Dataset records of page text:
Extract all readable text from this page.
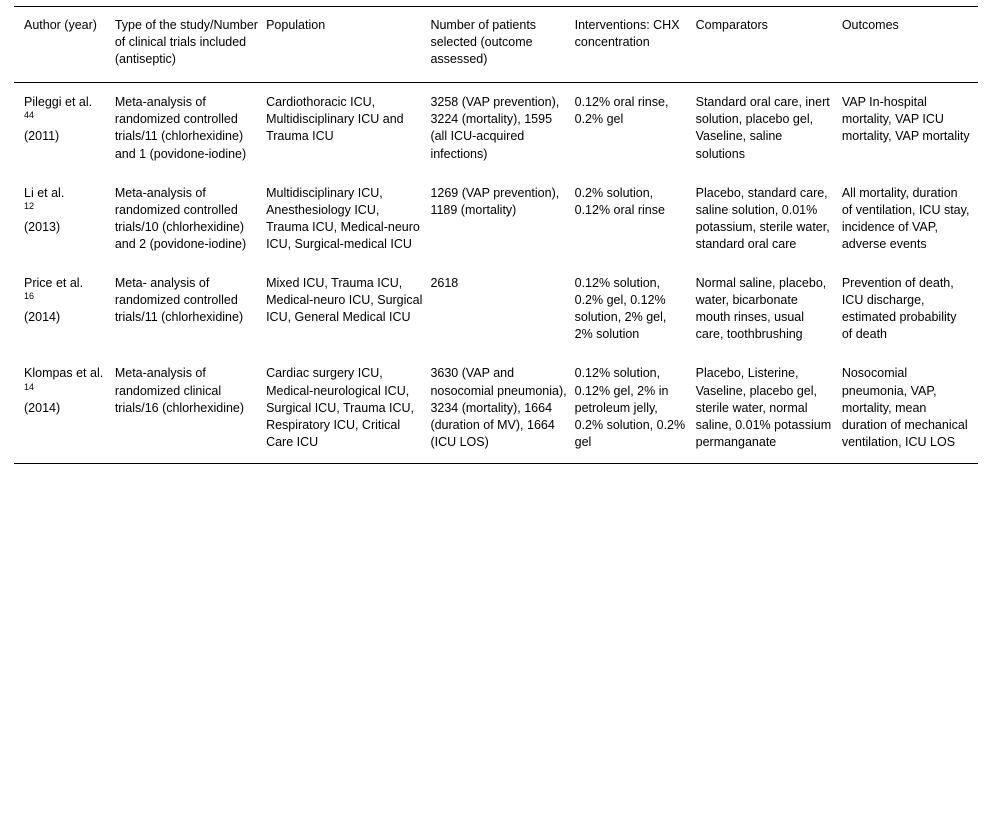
Author (year)	Type of the study/Number of clinical trials included (antiseptic)	Population	Number of patients selected (outcome assessed)	Interventions: CHX concentration	Comparators	Outcomes

Pileggi et al.
$^{44}$
(2011)	Meta-analysis of randomized controlled trials/11 (chlorhexidine) and 1 (povidone-iodine)	Cardiothoracic ICU, Multidisciplinary ICU and Trauma ICU	3258 (VAP prevention), 3224 (mortality), 1595 (all ICU-acquired infections)	0.12% oral rinse, 0.2% gel	Standard oral care, inert solution, placebo gel, Vaseline, saline solutions	VAP In-hospital mortality, VAP ICU mortality, VAP mortality

Li et al.
$^{12}$
(2013)	Meta-analysis of randomized controlled trials/10 (chlorhexidine) and 2 (povidone-iodine)	Multidisciplinary ICU, Anesthesiology ICU, Trauma ICU, Medical-neuro ICU, Surgical-medical ICU	1269 (VAP prevention), 1189 (mortality)	0.2% solution, 0.12% oral rinse	Placebo, standard care, saline solution, 0.01% potassium, sterile water, standard oral care	All mortality, duration of ventilation, ICU stay, incidence of VAP, adverse events

Price et al.
$^{16}$
(2014)	Meta- analysis of randomized controlled trials/11 (chlorhexidine)	Mixed ICU, Trauma ICU, Medical-neuro ICU, Surgical ICU, General Medical ICU	2618	0.12% solution, 0.2% gel, 0.12% solution, 2% gel, 2% solution	Normal saline, placebo, water, bicarbonate mouth rinses, usual care, toothbrushing	Prevention of death, ICU discharge, estimated probability of death

Klompas et al.
$^{14}$
(2014)	Meta-analysis of randomized clinical trials/16 (chlorhexidine)	Cardiac surgery ICU, Medical-neurological ICU, Surgical ICU, Trauma ICU, Respiratory ICU, Critical Care ICU	3630 (VAP and nosocomial pneumonia), 3234 (mortality), 1664 (duration of MV), 1664 (ICU LOS)	0.12% solution, 0.12% gel, 2% in petroleum jelly, 0.2% solution, 0.2% gel	Placebo, Listerine, Vaseline, placebo gel, sterile water, normal saline, 0.01% potassium permanganate	Nosocomial pneumonia, VAP, mortality, mean duration of mechanical ventilation, ICU LOS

Exercise. Every entry above should come back exactly as written, except for its pictures.

Output for this exercise.
Extract all readable text from this page.
Author (year)	Type of the study/Number of clinical trials included (antiseptic)	Population	Number of patients selected (outcome assessed)	Interventions: CHX concentration	Comparators	Outcomes

Pileggi et al.
$^{44}$
(2011)	Meta-analysis of randomized controlled trials/11 (chlorhexidine) and 1 (povidone-iodine)	Cardiothoracic ICU, Multidisciplinary ICU and Trauma ICU	3258 (VAP prevention), 3224 (mortality), 1595 (all ICU-acquired infections)	0.12% oral rinse, 0.2% gel	Standard oral care, inert solution, placebo gel, Vaseline, saline solutions	VAP In-hospital mortality, VAP ICU mortality, VAP mortality

Li et al.
$^{12}$
(2013)	Meta-analysis of randomized controlled trials/10 (chlorhexidine) and 2 (povidone-iodine)	Multidisciplinary ICU, Anesthesiology ICU, Trauma ICU, Medical-neuro ICU, Surgical-medical ICU	1269 (VAP prevention), 1189 (mortality)	0.2% solution, 0.12% oral rinse	Placebo, standard care, saline solution, 0.01% potassium, sterile water, standard oral care	All mortality, duration of ventilation, ICU stay, incidence of VAP, adverse events

Price et al.
$^{16}$
(2014)	Meta- analysis of randomized controlled trials/11 (chlorhexidine)	Mixed ICU, Trauma ICU, Medical-neuro ICU, Surgical ICU, General Medical ICU	2618	0.12% solution, 0.2% gel, 0.12% solution, 2% gel, 2% solution	Normal saline, placebo, water, bicarbonate mouth rinses, usual care, toothbrushing	Prevention of death, ICU discharge, estimated probability of death

Klompas et al.
$^{14}$
(2014)	Meta-analysis of randomized clinical trials/16 (chlorhexidine)	Cardiac surgery ICU, Medical-neurological ICU, Surgical ICU, Trauma ICU, Respiratory ICU, Critical Care ICU	3630 (VAP and nosocomial pneumonia), 3234 (mortality), 1664 (duration of MV), 1664 (ICU LOS)	0.12% solution, 0.12% gel, 2% in petroleum jelly, 0.2% solution, 0.2% gel	Placebo, Listerine, Vaseline, placebo gel, sterile water, normal saline, 0.01% potassium permanganate	Nosocomial pneumonia, VAP, mortality, mean duration of mechanical ventilation, ICU LOS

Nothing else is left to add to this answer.